Data entries
.....

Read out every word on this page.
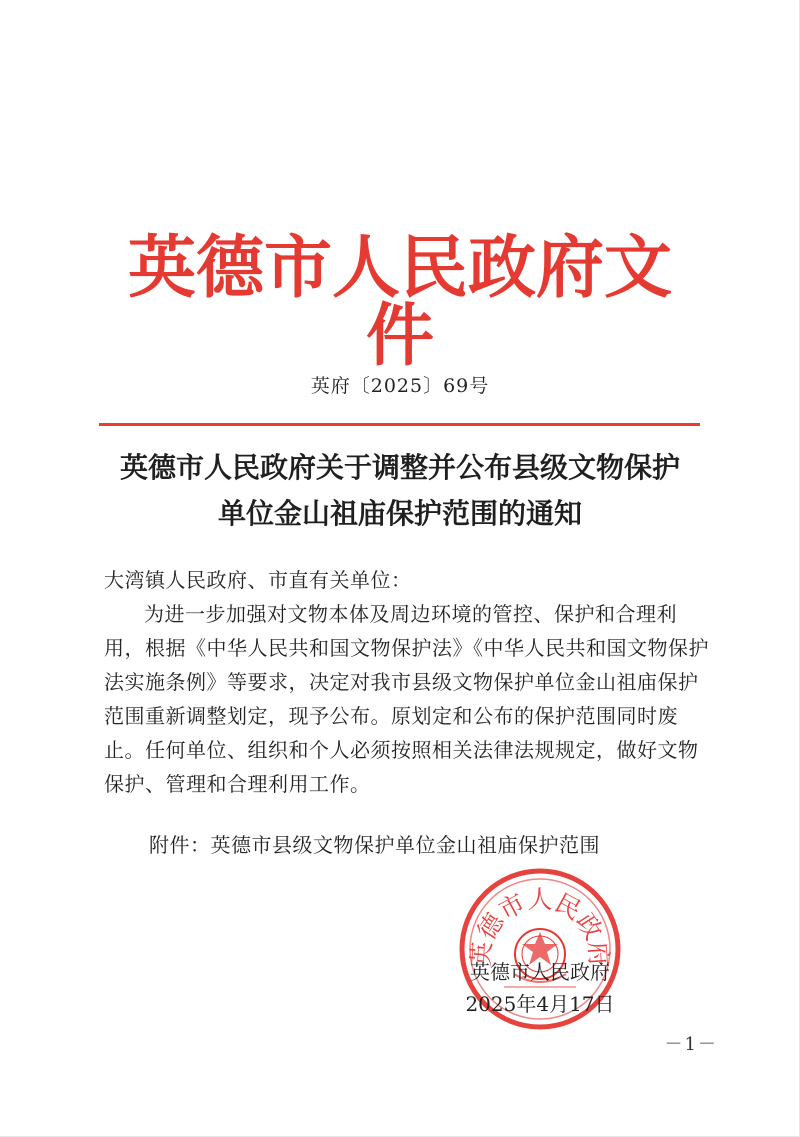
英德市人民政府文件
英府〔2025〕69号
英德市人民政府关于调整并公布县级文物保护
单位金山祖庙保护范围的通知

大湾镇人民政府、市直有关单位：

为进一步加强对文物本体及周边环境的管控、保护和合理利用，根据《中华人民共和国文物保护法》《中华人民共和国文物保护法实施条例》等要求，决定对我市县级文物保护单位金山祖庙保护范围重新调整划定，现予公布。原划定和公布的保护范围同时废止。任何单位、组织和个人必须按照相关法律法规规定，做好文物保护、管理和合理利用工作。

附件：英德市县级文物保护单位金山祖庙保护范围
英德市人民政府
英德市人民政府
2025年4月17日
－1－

.....

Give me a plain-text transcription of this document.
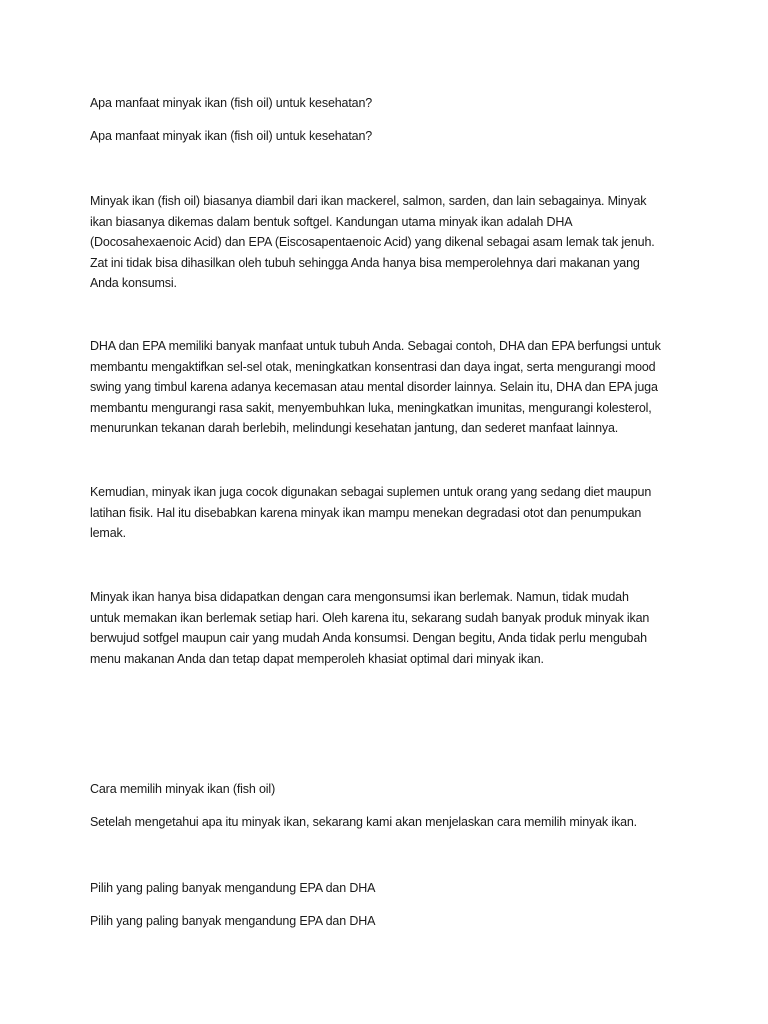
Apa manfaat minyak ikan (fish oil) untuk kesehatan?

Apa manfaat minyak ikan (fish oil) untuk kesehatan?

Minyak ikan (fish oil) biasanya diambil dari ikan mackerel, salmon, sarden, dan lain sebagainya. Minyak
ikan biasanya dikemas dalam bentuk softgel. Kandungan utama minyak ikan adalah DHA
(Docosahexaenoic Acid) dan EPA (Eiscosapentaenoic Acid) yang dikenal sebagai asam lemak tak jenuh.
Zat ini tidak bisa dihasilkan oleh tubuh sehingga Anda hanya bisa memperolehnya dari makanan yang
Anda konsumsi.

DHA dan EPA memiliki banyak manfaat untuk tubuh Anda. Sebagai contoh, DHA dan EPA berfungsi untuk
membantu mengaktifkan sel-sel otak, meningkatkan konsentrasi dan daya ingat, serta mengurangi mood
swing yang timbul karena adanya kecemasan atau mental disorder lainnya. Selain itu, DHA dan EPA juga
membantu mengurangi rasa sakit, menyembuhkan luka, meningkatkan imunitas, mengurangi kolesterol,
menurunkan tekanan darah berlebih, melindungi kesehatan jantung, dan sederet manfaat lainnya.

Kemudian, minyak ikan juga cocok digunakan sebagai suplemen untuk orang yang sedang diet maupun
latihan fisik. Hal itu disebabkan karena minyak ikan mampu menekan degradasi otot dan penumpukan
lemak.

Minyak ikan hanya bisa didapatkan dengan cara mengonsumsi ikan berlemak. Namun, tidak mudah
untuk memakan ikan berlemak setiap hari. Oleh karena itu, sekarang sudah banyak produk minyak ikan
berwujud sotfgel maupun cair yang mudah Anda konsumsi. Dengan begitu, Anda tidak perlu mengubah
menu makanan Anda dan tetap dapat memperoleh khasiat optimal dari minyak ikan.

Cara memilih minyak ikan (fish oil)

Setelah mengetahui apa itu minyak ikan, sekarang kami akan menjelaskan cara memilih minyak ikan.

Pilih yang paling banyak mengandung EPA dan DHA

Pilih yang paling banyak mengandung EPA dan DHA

.....

Directive: Looking at the material above, count the lines that hold "juga" and give the total alone.

Output for this exercise: 2